**TRY IT**
Collect the lines of the entries where "panel" shows up.

+ + +

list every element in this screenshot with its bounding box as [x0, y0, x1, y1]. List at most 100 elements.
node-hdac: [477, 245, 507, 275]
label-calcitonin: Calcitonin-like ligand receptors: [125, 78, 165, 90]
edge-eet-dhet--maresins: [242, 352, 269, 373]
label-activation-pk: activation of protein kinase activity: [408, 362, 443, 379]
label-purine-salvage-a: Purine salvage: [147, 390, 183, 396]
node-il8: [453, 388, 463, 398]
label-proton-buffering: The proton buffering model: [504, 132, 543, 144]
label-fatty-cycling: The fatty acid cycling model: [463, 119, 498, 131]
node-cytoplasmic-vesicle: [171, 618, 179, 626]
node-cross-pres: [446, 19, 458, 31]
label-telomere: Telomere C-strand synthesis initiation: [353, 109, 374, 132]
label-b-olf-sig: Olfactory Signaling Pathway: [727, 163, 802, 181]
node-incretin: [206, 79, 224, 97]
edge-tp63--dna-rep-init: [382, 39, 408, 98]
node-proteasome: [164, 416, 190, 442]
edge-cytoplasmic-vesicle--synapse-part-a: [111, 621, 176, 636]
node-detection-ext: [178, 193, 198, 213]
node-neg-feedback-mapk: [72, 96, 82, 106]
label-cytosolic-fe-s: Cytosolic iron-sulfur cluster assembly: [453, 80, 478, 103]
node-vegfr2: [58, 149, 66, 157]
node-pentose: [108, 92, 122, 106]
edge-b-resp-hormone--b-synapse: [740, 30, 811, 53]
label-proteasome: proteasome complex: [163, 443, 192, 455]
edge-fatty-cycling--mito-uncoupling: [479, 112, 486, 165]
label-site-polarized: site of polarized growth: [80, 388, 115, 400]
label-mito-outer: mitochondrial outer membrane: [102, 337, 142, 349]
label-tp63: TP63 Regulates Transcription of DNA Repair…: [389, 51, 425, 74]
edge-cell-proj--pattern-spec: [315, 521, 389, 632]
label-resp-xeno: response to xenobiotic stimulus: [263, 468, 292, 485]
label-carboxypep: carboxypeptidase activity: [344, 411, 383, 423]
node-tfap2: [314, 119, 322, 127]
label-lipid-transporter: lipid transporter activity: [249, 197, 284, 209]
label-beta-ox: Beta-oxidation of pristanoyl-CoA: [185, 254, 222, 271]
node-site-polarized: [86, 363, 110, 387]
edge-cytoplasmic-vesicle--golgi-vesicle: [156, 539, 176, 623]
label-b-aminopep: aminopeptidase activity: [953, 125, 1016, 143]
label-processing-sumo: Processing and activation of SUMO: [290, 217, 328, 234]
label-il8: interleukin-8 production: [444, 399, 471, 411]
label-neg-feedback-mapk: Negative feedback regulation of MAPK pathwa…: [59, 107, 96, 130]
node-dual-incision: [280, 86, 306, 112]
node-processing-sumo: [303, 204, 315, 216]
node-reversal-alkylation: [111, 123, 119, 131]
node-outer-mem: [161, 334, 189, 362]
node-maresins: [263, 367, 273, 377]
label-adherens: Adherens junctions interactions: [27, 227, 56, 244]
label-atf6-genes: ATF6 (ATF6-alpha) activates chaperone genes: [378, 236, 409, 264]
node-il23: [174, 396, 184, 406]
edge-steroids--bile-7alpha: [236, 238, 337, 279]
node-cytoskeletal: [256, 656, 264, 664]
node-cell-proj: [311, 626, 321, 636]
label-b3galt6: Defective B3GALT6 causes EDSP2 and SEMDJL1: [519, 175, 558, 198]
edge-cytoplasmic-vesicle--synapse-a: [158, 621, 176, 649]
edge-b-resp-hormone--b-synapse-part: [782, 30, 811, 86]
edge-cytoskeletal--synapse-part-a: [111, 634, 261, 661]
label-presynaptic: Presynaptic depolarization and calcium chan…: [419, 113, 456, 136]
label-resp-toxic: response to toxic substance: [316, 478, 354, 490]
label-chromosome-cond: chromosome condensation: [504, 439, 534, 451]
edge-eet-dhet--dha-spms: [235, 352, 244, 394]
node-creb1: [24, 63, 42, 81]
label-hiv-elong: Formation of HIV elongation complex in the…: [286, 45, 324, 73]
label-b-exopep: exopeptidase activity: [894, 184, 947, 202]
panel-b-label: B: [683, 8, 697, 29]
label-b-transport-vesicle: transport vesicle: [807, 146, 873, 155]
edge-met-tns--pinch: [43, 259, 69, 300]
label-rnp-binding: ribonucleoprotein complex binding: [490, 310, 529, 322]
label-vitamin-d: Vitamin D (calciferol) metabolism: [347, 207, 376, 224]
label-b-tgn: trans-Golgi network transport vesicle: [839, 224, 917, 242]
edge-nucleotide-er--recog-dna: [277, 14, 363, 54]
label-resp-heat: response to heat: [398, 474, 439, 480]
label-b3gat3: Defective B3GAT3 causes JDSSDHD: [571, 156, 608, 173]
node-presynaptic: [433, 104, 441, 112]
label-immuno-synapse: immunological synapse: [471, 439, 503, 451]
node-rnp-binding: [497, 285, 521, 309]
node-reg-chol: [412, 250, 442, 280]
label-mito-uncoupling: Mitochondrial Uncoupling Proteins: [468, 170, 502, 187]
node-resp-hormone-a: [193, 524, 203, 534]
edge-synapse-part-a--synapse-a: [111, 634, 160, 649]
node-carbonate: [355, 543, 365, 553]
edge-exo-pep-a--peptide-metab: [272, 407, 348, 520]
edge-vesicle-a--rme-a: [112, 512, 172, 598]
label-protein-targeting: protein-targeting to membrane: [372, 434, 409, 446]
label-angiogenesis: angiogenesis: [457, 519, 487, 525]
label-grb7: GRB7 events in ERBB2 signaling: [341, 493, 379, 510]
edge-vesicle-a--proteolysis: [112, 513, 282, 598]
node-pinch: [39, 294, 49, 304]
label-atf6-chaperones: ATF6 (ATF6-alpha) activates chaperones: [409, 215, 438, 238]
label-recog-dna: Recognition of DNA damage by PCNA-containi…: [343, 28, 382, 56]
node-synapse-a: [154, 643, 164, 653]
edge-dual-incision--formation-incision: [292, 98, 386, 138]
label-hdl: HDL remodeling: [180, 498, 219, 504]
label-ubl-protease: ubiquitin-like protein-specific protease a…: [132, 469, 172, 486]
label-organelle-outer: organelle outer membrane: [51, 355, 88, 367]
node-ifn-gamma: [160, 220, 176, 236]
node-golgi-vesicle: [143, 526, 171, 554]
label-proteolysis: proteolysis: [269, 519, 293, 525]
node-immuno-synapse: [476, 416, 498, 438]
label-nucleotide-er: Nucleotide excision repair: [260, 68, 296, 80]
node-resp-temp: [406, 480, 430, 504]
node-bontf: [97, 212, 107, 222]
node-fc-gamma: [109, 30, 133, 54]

+ + +

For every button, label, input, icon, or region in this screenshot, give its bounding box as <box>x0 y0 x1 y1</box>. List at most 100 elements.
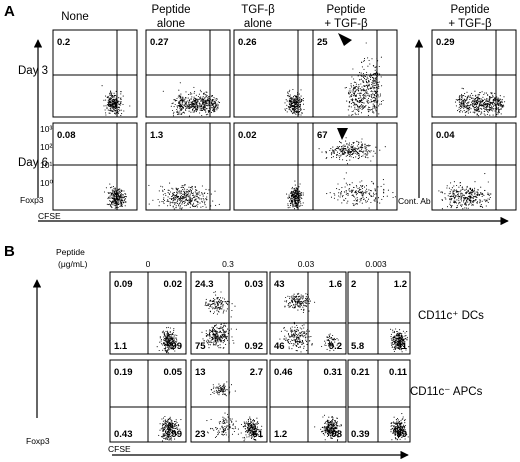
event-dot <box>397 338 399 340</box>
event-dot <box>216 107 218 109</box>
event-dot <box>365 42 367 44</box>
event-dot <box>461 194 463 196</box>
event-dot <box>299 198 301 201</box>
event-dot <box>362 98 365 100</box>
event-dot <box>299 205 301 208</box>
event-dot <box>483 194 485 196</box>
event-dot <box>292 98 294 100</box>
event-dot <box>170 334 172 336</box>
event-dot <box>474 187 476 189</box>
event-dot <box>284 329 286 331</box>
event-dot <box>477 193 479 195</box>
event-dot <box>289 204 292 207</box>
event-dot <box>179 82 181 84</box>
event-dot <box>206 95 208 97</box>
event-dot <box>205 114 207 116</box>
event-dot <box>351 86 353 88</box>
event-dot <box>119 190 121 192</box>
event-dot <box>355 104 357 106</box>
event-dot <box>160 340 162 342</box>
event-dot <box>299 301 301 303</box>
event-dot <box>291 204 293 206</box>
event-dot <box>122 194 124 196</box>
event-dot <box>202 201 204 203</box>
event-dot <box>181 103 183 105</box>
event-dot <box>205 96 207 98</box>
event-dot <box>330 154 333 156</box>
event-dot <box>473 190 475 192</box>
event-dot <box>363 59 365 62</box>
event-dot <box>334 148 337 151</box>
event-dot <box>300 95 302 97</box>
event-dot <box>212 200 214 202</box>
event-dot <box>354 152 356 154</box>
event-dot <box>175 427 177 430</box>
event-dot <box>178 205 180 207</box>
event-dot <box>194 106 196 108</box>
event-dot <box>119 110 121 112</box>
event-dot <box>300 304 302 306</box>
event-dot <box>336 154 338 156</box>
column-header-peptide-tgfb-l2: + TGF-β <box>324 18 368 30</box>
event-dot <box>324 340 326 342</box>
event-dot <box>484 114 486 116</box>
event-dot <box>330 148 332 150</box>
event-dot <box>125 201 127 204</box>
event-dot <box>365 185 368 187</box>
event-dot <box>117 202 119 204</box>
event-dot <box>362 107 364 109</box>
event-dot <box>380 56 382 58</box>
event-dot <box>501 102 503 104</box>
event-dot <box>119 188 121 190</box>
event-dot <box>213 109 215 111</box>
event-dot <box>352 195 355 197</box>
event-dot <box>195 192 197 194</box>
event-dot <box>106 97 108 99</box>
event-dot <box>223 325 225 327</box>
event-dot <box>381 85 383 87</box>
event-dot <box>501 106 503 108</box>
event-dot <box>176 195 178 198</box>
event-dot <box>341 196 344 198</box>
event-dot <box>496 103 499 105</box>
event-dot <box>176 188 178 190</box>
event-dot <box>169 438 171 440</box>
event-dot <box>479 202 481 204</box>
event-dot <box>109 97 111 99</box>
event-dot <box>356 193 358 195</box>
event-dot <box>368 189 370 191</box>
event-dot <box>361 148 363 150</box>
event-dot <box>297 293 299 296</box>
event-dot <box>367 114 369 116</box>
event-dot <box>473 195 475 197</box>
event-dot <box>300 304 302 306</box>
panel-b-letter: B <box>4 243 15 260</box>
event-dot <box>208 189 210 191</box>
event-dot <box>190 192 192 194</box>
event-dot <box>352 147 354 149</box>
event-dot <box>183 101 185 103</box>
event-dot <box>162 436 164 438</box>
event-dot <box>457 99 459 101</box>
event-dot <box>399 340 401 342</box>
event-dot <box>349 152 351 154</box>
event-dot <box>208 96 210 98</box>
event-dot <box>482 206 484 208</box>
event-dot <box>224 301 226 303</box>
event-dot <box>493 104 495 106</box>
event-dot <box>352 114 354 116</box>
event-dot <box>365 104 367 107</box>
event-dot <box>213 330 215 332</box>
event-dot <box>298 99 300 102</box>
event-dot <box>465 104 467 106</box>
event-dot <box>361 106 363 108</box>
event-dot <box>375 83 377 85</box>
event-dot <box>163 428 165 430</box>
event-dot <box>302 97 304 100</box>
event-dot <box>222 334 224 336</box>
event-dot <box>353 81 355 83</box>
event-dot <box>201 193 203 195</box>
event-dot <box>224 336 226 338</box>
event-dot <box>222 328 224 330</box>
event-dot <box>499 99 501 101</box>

+ + +

**ANSWER FOR THIS EXERCISE**
panel-b-label: B: [683, 8, 697, 29]
panel-b-letter: B <box>4 243 15 260</box>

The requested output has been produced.